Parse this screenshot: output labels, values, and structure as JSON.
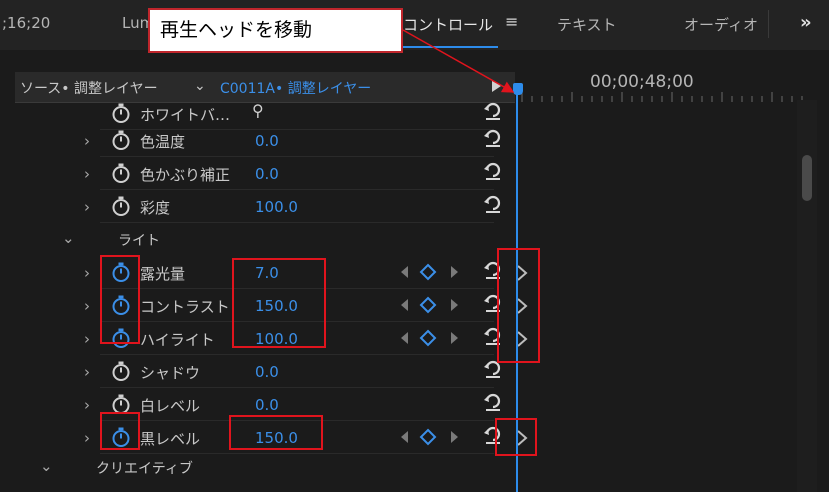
{
  "tabs": {
    "timecode_left": ";16;20",
    "lumetri": "Lum",
    "control": "コントロール",
    "menu_icon": "≡",
    "text": "テキスト",
    "audio": "オーディオ",
    "more_icon": "»"
  },
  "callout": "再生ヘッドを移動",
  "source": {
    "label": "ソース• 調整レイヤー",
    "chevron": "⌄",
    "clip": "C0011A• 調整レイヤー"
  },
  "timeline": {
    "timecode": "00;00;48;00"
  },
  "rows": [
    {
      "name": "ホワイトバ…",
      "value": "",
      "tool": "eyedropper-icon"
    },
    {
      "name": "色温度",
      "value": "0.0"
    },
    {
      "name": "色かぶり補正",
      "value": "0.0"
    },
    {
      "name": "彩度",
      "value": "100.0"
    },
    {
      "name": "ライト",
      "value": ""
    },
    {
      "name": "露光量",
      "value": "7.0",
      "keyframed": true
    },
    {
      "name": "コントラスト",
      "value": "150.0",
      "keyframed": true
    },
    {
      "name": "ハイライト",
      "value": "100.0",
      "keyframed": true
    },
    {
      "name": "シャドウ",
      "value": "0.0"
    },
    {
      "name": "白レベル",
      "value": "0.0"
    },
    {
      "name": "黒レベル",
      "value": "150.0",
      "keyframed": true
    },
    {
      "name": "クリエイティブ",
      "value": ""
    }
  ],
  "colors": {
    "accent_blue": "#3b8fe8",
    "highlight_red": "#e0141d",
    "panel_bg": "#1b1b1b"
  }
}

> _Task to complete_
Print each line of the material above exactly, with the pictures removed from your copy.

> _Full answer_
Parse this screenshot: output labels, values, and structure as JSON.
{
  "tabs": {
    "timecode_left": ";16;20",
    "lumetri": "Lum",
    "control": "コントロール",
    "menu_icon": "≡",
    "text": "テキスト",
    "audio": "オーディオ",
    "more_icon": "»"
  },
  "callout": "再生ヘッドを移動",
  "source": {
    "label": "ソース• 調整レイヤー",
    "chevron": "⌄",
    "clip": "C0011A• 調整レイヤー"
  },
  "timeline": {
    "timecode": "00;00;48;00"
  },
  "rows": [
    {
      "name": "ホワイトバ…",
      "value": "",
      "tool": "eyedropper-icon"
    },
    {
      "name": "色温度",
      "value": "0.0"
    },
    {
      "name": "色かぶり補正",
      "value": "0.0"
    },
    {
      "name": "彩度",
      "value": "100.0"
    },
    {
      "name": "ライト",
      "value": ""
    },
    {
      "name": "露光量",
      "value": "7.0",
      "keyframed": true
    },
    {
      "name": "コントラスト",
      "value": "150.0",
      "keyframed": true
    },
    {
      "name": "ハイライト",
      "value": "100.0",
      "keyframed": true
    },
    {
      "name": "シャドウ",
      "value": "0.0"
    },
    {
      "name": "白レベル",
      "value": "0.0"
    },
    {
      "name": "黒レベル",
      "value": "150.0",
      "keyframed": true
    },
    {
      "name": "クリエイティブ",
      "value": ""
    }
  ],
  "colors": {
    "accent_blue": "#3b8fe8",
    "highlight_red": "#e0141d",
    "panel_bg": "#1b1b1b"
  }
}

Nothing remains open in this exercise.